[Task to carry out] Exclude the pictures, then copy all remaining records exactly.
— START Data for this exercise —
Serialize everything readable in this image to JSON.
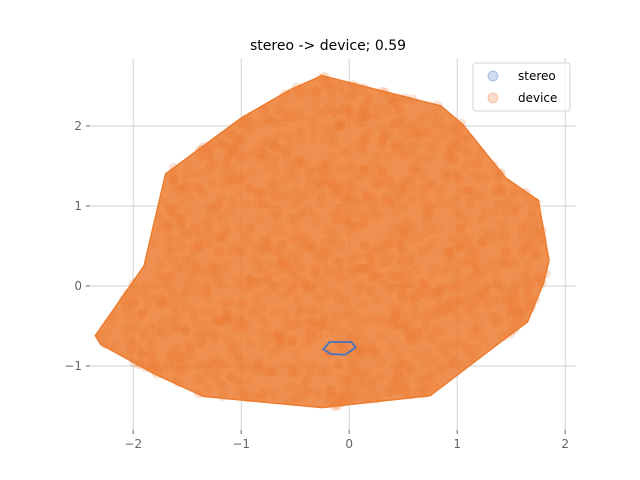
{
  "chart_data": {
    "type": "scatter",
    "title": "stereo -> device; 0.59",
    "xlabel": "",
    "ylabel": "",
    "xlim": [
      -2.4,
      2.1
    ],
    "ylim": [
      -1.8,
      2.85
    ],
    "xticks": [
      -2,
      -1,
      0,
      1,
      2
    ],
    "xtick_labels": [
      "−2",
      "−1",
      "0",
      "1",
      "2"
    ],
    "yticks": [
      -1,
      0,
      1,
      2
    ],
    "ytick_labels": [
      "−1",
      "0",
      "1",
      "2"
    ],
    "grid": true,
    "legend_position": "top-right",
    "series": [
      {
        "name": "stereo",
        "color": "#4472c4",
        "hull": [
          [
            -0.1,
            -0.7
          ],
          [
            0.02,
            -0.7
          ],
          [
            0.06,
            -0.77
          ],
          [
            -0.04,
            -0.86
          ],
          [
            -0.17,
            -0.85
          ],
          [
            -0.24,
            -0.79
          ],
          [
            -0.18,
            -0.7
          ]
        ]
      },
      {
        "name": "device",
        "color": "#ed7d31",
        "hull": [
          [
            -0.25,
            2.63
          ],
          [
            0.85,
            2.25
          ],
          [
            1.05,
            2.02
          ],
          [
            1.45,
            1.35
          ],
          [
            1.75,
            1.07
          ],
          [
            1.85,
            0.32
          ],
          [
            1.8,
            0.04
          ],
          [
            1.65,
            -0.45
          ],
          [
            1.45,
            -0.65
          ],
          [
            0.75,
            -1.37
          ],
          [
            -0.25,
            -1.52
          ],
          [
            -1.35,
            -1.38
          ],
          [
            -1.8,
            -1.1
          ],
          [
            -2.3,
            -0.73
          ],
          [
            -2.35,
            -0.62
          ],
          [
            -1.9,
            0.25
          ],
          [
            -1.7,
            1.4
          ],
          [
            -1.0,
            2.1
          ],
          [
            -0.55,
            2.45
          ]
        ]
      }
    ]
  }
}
— END Data for this exercise —
[Result below]
Serialize everything readable in this image to JSON.
{
  "chart_data": {
    "type": "scatter",
    "title": "stereo -> device; 0.59",
    "xlabel": "",
    "ylabel": "",
    "xlim": [
      -2.4,
      2.1
    ],
    "ylim": [
      -1.8,
      2.85
    ],
    "xticks": [
      -2,
      -1,
      0,
      1,
      2
    ],
    "xtick_labels": [
      "−2",
      "−1",
      "0",
      "1",
      "2"
    ],
    "yticks": [
      -1,
      0,
      1,
      2
    ],
    "ytick_labels": [
      "−1",
      "0",
      "1",
      "2"
    ],
    "grid": true,
    "legend_position": "top-right",
    "series": [
      {
        "name": "stereo",
        "color": "#4472c4",
        "hull": [
          [
            -0.1,
            -0.7
          ],
          [
            0.02,
            -0.7
          ],
          [
            0.06,
            -0.77
          ],
          [
            -0.04,
            -0.86
          ],
          [
            -0.17,
            -0.85
          ],
          [
            -0.24,
            -0.79
          ],
          [
            -0.18,
            -0.7
          ]
        ]
      },
      {
        "name": "device",
        "color": "#ed7d31",
        "hull": [
          [
            -0.25,
            2.63
          ],
          [
            0.85,
            2.25
          ],
          [
            1.05,
            2.02
          ],
          [
            1.45,
            1.35
          ],
          [
            1.75,
            1.07
          ],
          [
            1.85,
            0.32
          ],
          [
            1.8,
            0.04
          ],
          [
            1.65,
            -0.45
          ],
          [
            1.45,
            -0.65
          ],
          [
            0.75,
            -1.37
          ],
          [
            -0.25,
            -1.52
          ],
          [
            -1.35,
            -1.38
          ],
          [
            -1.8,
            -1.1
          ],
          [
            -2.3,
            -0.73
          ],
          [
            -2.35,
            -0.62
          ],
          [
            -1.9,
            0.25
          ],
          [
            -1.7,
            1.4
          ],
          [
            -1.0,
            2.1
          ],
          [
            -0.55,
            2.45
          ]
        ]
      }
    ]
  }
}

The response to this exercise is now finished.